What to work on:
Every line below must be reproduced exactly. Copy them all.

Entries provided:
>> start

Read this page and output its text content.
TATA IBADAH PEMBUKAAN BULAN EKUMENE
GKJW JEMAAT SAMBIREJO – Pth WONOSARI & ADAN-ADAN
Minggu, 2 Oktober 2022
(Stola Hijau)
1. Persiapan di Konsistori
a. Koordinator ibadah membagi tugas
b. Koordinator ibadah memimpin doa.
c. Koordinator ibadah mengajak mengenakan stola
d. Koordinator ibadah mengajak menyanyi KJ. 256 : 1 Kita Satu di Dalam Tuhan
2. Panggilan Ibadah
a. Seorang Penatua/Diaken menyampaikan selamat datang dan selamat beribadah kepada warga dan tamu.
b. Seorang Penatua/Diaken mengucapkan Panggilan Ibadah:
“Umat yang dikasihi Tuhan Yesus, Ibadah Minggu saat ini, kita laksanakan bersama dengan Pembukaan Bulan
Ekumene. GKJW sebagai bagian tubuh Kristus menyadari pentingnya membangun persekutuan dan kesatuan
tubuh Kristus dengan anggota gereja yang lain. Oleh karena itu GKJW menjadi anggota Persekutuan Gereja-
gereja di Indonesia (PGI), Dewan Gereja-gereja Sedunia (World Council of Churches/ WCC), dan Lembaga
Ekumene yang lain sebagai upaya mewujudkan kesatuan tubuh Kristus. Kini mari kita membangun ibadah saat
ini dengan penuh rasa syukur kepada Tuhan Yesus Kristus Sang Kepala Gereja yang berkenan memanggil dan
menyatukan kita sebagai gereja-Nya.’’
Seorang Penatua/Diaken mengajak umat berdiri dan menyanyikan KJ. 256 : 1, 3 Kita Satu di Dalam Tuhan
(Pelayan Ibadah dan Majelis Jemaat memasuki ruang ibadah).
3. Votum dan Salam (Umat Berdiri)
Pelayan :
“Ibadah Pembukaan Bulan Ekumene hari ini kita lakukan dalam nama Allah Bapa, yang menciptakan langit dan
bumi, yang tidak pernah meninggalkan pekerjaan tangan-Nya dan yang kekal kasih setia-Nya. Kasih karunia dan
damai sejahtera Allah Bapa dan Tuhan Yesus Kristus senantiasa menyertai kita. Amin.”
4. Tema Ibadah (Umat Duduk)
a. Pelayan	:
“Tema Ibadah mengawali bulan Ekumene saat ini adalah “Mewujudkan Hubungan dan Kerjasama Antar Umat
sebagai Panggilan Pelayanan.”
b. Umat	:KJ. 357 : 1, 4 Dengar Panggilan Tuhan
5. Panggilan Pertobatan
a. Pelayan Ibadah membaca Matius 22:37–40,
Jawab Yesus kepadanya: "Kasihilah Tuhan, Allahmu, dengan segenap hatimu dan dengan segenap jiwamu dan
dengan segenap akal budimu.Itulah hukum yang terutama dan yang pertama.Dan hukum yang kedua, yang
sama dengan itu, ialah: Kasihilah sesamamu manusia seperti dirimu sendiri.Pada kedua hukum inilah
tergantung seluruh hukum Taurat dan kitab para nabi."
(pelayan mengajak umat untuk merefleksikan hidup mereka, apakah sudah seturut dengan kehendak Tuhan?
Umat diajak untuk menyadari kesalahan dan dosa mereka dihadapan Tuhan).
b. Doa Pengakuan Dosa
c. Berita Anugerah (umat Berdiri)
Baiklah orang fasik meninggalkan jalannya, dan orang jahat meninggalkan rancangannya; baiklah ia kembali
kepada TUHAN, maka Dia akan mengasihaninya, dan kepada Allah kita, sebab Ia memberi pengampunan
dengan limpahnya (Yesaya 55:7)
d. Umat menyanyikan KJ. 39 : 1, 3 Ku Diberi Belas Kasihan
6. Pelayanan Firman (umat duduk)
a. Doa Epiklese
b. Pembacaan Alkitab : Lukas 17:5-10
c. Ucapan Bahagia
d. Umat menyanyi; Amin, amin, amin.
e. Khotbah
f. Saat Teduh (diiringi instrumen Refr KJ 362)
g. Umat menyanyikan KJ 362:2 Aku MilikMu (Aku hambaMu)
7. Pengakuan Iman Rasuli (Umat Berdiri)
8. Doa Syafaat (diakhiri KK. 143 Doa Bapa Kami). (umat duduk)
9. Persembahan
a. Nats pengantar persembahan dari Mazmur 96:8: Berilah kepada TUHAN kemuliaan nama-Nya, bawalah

>> end

Answer:
Read this page and output its text content.
TATA IBADAH PEMBUKAAN BULAN EKUMENE
GKJW JEMAAT SAMBIREJO – Pth WONOSARI & ADAN-ADAN
Minggu, 2 Oktober 2022
(Stola Hijau)
1. Persiapan di Konsistori
a. Koordinator ibadah membagi tugas
b. Koordinator ibadah memimpin doa.
c. Koordinator ibadah mengajak mengenakan stola
d. Koordinator ibadah mengajak menyanyi KJ. 256 : 1 Kita Satu di Dalam Tuhan
2. Panggilan Ibadah
a. Seorang Penatua/Diaken menyampaikan selamat datang dan selamat beribadah kepada warga dan tamu.
b. Seorang Penatua/Diaken mengucapkan Panggilan Ibadah:
“Umat yang dikasihi Tuhan Yesus, Ibadah Minggu saat ini, kita laksanakan bersama dengan Pembukaan Bulan
Ekumene. GKJW sebagai bagian tubuh Kristus menyadari pentingnya membangun persekutuan dan kesatuan
tubuh Kristus dengan anggota gereja yang lain. Oleh karena itu GKJW menjadi anggota Persekutuan Gereja-
gereja di Indonesia (PGI), Dewan Gereja-gereja Sedunia (World Council of Churches/ WCC), dan Lembaga
Ekumene yang lain sebagai upaya mewujudkan kesatuan tubuh Kristus. Kini mari kita membangun ibadah saat
ini dengan penuh rasa syukur kepada Tuhan Yesus Kristus Sang Kepala Gereja yang berkenan memanggil dan
menyatukan kita sebagai gereja-Nya.’’
Seorang Penatua/Diaken mengajak umat berdiri dan menyanyikan KJ. 256 : 1, 3 Kita Satu di Dalam Tuhan
(Pelayan Ibadah dan Majelis Jemaat memasuki ruang ibadah).
3. Votum dan Salam (Umat Berdiri)
Pelayan :
“Ibadah Pembukaan Bulan Ekumene hari ini kita lakukan dalam nama Allah Bapa, yang menciptakan langit dan
bumi, yang tidak pernah meninggalkan pekerjaan tangan-Nya dan yang kekal kasih setia-Nya. Kasih karunia dan
damai sejahtera Allah Bapa dan Tuhan Yesus Kristus senantiasa menyertai kita. Amin.”
4. Tema Ibadah (Umat Duduk)
a. Pelayan	:
“Tema Ibadah mengawali bulan Ekumene saat ini adalah “Mewujudkan Hubungan dan Kerjasama Antar Umat
sebagai Panggilan Pelayanan.”
b. Umat	:KJ. 357 : 1, 4 Dengar Panggilan Tuhan
5. Panggilan Pertobatan
a. Pelayan Ibadah membaca Matius 22:37–40,
Jawab Yesus kepadanya: "Kasihilah Tuhan, Allahmu, dengan segenap hatimu dan dengan segenap jiwamu dan
dengan segenap akal budimu.Itulah hukum yang terutama dan yang pertama.Dan hukum yang kedua, yang
sama dengan itu, ialah: Kasihilah sesamamu manusia seperti dirimu sendiri.Pada kedua hukum inilah
tergantung seluruh hukum Taurat dan kitab para nabi."
(pelayan mengajak umat untuk merefleksikan hidup mereka, apakah sudah seturut dengan kehendak Tuhan?
Umat diajak untuk menyadari kesalahan dan dosa mereka dihadapan Tuhan).
b. Doa Pengakuan Dosa
c. Berita Anugerah (umat Berdiri)
Baiklah orang fasik meninggalkan jalannya, dan orang jahat meninggalkan rancangannya; baiklah ia kembali
kepada TUHAN, maka Dia akan mengasihaninya, dan kepada Allah kita, sebab Ia memberi pengampunan
dengan limpahnya (Yesaya 55:7)
d. Umat menyanyikan KJ. 39 : 1, 3 Ku Diberi Belas Kasihan
6. Pelayanan Firman (umat duduk)
a. Doa Epiklese
b. Pembacaan Alkitab : Lukas 17:5-10
c. Ucapan Bahagia
d. Umat menyanyi; Amin, amin, amin.
e. Khotbah
f. Saat Teduh (diiringi instrumen Refr KJ 362)
g. Umat menyanyikan KJ 362:2 Aku MilikMu (Aku hambaMu)
7. Pengakuan Iman Rasuli (Umat Berdiri)
8. Doa Syafaat (diakhiri KK. 143 Doa Bapa Kami). (umat duduk)
9. Persembahan
a. Nats pengantar persembahan dari Mazmur 96:8: Berilah kepada TUHAN kemuliaan nama-Nya, bawalah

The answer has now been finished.